- Written task -
Put each line from the start of the entries through the line containing "footer-guide-title: Mobotix T24S" into a JSON list of strings, one string per line, with blank lines omitted.

- The records -

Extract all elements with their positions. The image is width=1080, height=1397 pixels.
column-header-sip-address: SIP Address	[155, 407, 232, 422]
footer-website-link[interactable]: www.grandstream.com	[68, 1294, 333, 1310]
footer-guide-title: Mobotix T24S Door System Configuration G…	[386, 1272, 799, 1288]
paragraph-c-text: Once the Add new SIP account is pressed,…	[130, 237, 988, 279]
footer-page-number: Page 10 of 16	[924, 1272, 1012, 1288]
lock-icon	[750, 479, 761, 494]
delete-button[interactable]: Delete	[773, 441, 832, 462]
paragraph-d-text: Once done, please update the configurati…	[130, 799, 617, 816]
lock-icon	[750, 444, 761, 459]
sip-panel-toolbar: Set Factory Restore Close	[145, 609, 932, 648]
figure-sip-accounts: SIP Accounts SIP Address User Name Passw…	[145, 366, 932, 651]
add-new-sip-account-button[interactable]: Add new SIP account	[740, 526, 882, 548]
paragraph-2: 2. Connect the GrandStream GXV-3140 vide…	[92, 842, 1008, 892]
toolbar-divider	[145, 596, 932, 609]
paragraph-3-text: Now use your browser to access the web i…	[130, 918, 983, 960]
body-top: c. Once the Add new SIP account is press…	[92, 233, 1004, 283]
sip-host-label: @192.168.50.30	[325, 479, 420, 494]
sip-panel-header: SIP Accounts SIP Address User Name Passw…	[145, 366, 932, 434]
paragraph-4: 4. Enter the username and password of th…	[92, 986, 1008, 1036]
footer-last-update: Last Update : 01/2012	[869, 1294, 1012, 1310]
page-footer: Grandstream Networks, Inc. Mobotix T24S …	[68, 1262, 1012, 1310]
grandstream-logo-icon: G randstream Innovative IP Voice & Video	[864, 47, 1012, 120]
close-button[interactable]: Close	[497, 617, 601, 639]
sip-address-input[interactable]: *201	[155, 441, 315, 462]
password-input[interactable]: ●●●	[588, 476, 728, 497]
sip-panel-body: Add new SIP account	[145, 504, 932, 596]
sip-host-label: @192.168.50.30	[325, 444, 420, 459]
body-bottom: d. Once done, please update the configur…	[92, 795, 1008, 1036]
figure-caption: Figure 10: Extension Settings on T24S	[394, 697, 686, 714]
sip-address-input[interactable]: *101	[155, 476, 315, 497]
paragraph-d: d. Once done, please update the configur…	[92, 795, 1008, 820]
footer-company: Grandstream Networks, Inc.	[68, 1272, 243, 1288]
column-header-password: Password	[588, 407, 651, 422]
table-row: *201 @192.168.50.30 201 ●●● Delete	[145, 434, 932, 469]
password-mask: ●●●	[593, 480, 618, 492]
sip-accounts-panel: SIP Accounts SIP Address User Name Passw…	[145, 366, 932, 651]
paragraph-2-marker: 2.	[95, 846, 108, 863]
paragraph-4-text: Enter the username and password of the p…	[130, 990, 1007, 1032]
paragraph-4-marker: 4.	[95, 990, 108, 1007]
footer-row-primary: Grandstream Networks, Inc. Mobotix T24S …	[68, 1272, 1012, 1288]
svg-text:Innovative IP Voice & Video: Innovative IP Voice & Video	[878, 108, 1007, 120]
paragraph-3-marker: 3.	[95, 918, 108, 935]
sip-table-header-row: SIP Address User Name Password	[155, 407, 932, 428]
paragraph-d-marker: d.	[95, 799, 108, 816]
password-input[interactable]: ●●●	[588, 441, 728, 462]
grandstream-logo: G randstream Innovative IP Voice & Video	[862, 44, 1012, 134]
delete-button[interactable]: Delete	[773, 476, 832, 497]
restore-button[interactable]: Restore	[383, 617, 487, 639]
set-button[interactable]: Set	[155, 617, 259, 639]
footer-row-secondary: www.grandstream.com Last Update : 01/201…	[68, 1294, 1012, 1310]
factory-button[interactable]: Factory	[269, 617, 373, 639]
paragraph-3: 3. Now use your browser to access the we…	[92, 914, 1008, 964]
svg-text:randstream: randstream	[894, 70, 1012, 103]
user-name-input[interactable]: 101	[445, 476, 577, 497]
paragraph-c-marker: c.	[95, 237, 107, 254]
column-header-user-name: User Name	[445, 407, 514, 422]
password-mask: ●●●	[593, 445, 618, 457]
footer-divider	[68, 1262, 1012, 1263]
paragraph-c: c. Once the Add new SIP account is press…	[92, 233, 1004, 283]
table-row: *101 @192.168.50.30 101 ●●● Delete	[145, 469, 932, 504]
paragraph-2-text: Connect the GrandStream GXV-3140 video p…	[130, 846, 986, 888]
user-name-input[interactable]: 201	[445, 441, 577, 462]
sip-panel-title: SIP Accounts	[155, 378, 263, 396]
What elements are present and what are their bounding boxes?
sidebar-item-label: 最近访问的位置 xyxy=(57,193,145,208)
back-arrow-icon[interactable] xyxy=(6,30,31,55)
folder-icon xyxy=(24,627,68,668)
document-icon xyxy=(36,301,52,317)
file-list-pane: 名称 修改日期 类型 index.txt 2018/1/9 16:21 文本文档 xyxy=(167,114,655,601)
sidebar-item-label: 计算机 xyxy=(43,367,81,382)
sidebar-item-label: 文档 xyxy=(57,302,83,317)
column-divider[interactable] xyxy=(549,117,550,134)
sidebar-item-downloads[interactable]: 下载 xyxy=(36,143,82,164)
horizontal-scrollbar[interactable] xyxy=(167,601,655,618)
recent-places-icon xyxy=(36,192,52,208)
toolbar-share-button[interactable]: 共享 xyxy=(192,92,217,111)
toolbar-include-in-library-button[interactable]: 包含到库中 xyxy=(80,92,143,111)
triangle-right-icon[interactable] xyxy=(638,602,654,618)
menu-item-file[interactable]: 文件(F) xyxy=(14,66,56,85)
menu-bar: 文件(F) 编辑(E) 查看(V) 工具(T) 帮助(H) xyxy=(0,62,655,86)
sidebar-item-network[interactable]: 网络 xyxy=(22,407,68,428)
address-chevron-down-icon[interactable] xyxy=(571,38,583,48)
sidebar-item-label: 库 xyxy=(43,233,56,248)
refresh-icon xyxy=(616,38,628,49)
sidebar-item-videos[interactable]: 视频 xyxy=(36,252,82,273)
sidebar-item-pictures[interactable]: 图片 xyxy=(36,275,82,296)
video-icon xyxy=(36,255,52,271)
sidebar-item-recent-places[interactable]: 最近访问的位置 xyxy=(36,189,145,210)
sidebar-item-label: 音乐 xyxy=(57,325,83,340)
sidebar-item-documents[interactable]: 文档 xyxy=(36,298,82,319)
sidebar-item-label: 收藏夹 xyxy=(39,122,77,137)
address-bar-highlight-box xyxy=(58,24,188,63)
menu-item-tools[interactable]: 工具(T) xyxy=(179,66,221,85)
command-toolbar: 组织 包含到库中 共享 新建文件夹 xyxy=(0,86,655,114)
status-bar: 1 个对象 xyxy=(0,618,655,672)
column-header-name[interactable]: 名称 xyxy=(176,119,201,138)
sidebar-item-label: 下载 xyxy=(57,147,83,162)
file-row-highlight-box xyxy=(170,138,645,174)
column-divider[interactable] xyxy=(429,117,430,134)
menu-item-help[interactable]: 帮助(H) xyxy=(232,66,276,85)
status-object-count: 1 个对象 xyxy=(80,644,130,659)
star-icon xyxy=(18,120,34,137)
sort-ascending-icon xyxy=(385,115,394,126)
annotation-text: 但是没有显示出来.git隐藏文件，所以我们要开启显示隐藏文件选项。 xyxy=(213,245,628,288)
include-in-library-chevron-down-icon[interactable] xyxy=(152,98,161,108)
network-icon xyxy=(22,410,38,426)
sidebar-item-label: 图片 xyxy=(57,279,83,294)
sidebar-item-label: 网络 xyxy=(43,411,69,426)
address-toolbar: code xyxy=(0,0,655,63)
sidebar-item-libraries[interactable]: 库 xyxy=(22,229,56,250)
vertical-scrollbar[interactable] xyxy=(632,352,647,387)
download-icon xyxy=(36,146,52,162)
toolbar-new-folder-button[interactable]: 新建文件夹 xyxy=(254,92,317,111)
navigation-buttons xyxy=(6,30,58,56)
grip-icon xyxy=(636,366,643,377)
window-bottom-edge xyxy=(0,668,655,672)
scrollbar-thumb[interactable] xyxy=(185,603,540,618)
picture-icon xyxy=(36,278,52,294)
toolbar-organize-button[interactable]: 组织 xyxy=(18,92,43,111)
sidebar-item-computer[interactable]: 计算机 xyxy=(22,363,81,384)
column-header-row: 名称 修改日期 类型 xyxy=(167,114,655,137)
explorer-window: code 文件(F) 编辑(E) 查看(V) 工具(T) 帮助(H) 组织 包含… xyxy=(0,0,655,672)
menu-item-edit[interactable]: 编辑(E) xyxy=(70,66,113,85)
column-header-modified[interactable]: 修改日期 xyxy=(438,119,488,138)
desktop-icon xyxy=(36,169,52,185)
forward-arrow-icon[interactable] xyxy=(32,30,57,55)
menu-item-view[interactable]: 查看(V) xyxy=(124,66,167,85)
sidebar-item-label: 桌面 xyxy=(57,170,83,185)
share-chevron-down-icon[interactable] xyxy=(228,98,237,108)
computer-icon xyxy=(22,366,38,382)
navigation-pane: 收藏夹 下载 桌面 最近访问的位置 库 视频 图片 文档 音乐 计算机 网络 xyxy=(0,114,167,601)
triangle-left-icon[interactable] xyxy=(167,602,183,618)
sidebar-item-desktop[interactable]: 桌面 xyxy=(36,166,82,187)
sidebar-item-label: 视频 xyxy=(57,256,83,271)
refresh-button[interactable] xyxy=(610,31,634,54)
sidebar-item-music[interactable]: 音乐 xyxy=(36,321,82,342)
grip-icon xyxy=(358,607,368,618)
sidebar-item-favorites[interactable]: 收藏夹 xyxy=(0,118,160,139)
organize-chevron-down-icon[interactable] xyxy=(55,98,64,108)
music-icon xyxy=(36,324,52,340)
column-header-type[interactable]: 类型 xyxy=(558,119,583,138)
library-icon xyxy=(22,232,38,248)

- Correct output -
[
  "Extract all elements with their positions. The image is width=1080, height=1397 pixels.",
  "column-header-sip-address: SIP Address\t[155, 407, 232, 422]",
  "footer-website-link[interactable]: www.grandstream.com\t[68, 1294, 333, 1310]",
  "footer-guide-title: Mobotix T24S Door System Configuration G…\t[386, 1272, 799, 1288]"
]